Entries from a visual dataset:
☆ ☆ ☆

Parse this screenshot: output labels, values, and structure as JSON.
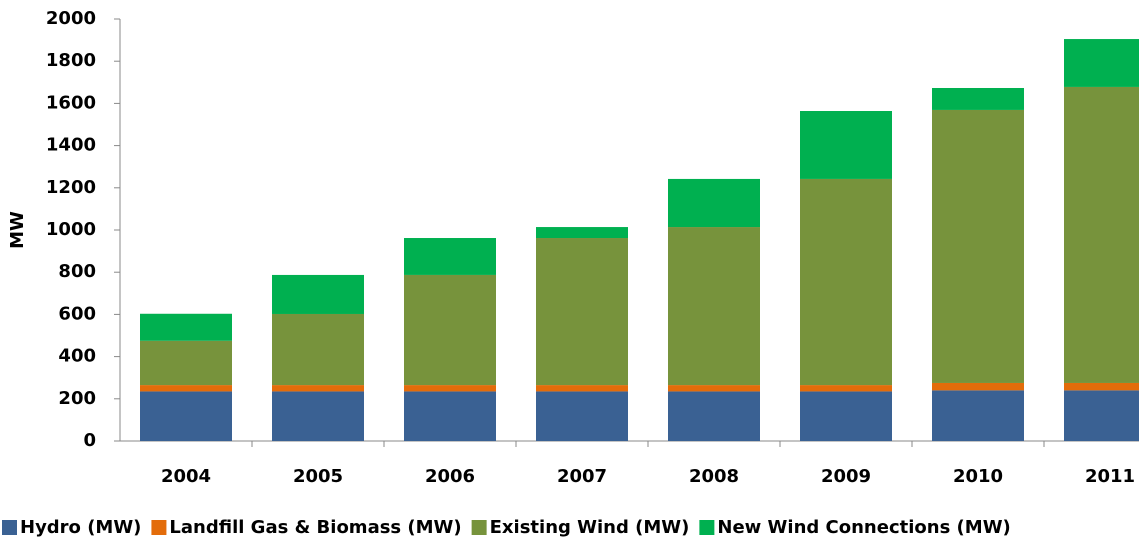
{
  "chart_data": {
    "type": "stacked_bar",
    "y_label": "MW",
    "categories": [
      "2004",
      "2005",
      "2006",
      "2007",
      "2008",
      "2009",
      "2010",
      "2011"
    ],
    "series": [
      {
        "name": "Hydro (MW)",
        "color": "#3a6193",
        "values": [
          235,
          235,
          235,
          235,
          235,
          235,
          240,
          240
        ]
      },
      {
        "name": "Landfill Gas & Biomass (MW)",
        "color": "#e36c0a",
        "values": [
          30,
          30,
          30,
          30,
          30,
          30,
          35,
          35
        ]
      },
      {
        "name": "Existing Wind (MW)",
        "color": "#77933c",
        "values": [
          210,
          337,
          522,
          697,
          749,
          977,
          1294,
          1403
        ]
      },
      {
        "name": "New Wind Connections (MW)",
        "color": "#00b050",
        "values": [
          128,
          185,
          175,
          52,
          228,
          322,
          104,
          227
        ]
      }
    ],
    "ylim": [
      0,
      2000
    ],
    "yticks": [
      0,
      200,
      400,
      600,
      800,
      1000,
      1200,
      1400,
      1600,
      1800,
      2000
    ]
  }
}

☆ ☆ ☆

Pictures don't belong in the copy. Restate all the entries exactly.

SOLUTION TO THIS PROBLEM >>
Parse this screenshot: output labels, values, and structure as JSON.
{
  "chart_data": {
    "type": "stacked_bar",
    "y_label": "MW",
    "categories": [
      "2004",
      "2005",
      "2006",
      "2007",
      "2008",
      "2009",
      "2010",
      "2011"
    ],
    "series": [
      {
        "name": "Hydro (MW)",
        "color": "#3a6193",
        "values": [
          235,
          235,
          235,
          235,
          235,
          235,
          240,
          240
        ]
      },
      {
        "name": "Landfill Gas & Biomass (MW)",
        "color": "#e36c0a",
        "values": [
          30,
          30,
          30,
          30,
          30,
          30,
          35,
          35
        ]
      },
      {
        "name": "Existing Wind (MW)",
        "color": "#77933c",
        "values": [
          210,
          337,
          522,
          697,
          749,
          977,
          1294,
          1403
        ]
      },
      {
        "name": "New Wind Connections (MW)",
        "color": "#00b050",
        "values": [
          128,
          185,
          175,
          52,
          228,
          322,
          104,
          227
        ]
      }
    ],
    "ylim": [
      0,
      2000
    ],
    "yticks": [
      0,
      200,
      400,
      600,
      800,
      1000,
      1200,
      1400,
      1600,
      1800,
      2000
    ]
  }
}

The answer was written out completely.